DIRECTION:
Records follow. Copy every line with "yahoo".

Records that describe figures:
________________________

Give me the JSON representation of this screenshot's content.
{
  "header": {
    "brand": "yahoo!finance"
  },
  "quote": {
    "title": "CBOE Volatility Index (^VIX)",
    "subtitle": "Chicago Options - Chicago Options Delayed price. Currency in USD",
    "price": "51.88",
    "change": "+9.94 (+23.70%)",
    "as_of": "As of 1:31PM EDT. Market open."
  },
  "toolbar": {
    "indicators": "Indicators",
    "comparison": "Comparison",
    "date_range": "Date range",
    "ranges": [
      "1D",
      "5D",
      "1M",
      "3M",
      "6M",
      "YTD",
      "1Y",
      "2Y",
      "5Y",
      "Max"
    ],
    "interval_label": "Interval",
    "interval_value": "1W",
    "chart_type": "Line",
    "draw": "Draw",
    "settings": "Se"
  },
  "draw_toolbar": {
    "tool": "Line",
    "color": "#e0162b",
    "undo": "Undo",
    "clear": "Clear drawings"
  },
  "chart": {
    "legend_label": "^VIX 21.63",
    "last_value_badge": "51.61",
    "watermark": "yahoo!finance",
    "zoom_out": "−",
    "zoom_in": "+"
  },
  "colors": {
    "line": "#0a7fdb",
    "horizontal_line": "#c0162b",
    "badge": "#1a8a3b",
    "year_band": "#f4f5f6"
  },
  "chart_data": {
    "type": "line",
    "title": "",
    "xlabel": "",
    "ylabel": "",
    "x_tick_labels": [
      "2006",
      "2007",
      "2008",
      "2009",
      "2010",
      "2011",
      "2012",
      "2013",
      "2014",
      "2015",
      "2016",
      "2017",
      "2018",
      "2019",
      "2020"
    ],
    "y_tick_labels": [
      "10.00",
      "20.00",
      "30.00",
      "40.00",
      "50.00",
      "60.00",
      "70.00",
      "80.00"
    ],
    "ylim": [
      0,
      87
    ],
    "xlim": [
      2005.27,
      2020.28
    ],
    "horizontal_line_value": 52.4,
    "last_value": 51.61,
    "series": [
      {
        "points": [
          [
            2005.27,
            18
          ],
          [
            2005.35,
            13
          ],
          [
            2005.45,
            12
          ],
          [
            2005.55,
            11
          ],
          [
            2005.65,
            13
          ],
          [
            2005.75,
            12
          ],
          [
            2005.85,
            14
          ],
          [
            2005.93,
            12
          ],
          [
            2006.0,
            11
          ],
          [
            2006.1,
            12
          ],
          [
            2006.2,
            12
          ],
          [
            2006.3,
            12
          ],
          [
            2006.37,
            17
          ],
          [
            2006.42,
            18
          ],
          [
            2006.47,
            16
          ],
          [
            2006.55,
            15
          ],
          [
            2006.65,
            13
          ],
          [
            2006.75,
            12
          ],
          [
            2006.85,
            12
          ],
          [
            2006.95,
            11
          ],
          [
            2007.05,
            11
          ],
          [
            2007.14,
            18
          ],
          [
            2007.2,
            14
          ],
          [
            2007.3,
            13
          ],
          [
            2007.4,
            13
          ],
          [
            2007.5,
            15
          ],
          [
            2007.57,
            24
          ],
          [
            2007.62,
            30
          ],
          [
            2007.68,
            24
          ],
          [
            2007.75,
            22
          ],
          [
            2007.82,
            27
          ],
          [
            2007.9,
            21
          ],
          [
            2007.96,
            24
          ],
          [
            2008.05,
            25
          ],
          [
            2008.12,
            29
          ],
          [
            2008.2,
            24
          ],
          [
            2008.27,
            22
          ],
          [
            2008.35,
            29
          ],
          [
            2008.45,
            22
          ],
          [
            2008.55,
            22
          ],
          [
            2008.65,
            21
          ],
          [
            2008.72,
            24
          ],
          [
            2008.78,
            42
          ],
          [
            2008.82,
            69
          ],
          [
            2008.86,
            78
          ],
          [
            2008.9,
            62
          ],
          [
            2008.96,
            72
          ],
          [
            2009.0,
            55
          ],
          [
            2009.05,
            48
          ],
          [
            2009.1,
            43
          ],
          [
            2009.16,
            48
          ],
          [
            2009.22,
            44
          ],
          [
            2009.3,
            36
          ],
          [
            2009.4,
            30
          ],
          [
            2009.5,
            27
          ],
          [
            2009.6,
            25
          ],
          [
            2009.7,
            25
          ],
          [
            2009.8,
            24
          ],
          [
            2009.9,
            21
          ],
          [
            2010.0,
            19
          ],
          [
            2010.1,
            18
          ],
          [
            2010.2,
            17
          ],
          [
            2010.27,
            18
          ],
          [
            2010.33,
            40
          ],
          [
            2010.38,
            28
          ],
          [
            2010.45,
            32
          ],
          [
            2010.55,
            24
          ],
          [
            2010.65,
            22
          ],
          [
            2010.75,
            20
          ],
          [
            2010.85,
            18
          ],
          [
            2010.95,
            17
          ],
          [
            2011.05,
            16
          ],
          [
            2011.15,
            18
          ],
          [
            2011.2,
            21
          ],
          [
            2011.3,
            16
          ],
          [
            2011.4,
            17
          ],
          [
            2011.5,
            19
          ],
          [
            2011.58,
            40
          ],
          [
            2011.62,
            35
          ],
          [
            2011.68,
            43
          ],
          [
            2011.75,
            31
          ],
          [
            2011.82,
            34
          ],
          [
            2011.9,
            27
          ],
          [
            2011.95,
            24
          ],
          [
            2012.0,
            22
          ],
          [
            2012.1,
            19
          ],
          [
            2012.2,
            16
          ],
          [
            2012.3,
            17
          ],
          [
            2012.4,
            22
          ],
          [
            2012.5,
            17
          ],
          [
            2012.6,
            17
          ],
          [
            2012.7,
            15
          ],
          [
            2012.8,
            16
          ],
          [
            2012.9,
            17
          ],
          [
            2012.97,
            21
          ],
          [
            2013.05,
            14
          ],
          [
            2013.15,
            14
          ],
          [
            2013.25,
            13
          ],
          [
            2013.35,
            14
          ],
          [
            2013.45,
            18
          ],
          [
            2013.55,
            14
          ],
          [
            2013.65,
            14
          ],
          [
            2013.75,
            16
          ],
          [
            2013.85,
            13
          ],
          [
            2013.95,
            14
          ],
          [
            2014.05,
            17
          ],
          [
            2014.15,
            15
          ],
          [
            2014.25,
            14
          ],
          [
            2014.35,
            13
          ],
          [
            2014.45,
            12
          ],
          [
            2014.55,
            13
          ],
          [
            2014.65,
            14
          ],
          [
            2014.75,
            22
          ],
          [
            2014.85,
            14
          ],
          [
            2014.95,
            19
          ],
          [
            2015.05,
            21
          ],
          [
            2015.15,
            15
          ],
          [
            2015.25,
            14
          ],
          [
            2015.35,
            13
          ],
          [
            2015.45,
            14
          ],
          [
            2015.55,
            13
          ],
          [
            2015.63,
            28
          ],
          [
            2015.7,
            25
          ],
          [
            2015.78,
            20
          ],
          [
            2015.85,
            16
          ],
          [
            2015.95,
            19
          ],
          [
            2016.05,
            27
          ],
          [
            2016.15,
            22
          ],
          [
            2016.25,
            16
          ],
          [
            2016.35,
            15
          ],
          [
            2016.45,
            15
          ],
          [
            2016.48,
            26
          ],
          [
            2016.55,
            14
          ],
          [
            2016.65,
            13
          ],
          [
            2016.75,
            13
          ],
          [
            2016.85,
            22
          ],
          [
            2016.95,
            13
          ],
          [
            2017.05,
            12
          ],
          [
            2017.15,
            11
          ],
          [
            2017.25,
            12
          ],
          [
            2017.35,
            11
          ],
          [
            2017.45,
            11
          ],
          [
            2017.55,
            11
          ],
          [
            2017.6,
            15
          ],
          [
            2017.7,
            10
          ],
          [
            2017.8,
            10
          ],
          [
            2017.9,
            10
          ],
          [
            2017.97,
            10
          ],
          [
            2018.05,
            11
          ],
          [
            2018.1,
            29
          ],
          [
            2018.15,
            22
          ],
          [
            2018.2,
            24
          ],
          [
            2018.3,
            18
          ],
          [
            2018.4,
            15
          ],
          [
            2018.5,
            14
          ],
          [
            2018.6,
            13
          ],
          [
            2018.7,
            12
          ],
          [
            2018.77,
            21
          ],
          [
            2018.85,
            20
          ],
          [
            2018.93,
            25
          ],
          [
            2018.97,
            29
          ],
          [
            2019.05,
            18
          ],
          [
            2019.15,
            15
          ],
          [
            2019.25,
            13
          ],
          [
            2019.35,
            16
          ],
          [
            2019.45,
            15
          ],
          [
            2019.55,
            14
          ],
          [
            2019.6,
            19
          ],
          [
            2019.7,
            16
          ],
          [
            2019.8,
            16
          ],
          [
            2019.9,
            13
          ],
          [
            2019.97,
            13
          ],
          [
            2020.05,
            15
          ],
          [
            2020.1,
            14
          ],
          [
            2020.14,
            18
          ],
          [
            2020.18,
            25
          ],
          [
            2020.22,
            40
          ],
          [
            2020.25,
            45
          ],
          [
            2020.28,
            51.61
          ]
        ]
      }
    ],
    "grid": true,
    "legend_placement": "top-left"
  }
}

________________________

EXERCISE OUTPUT:
    "brand": "yahoo!finance"
    "watermark": "yahoo!finance",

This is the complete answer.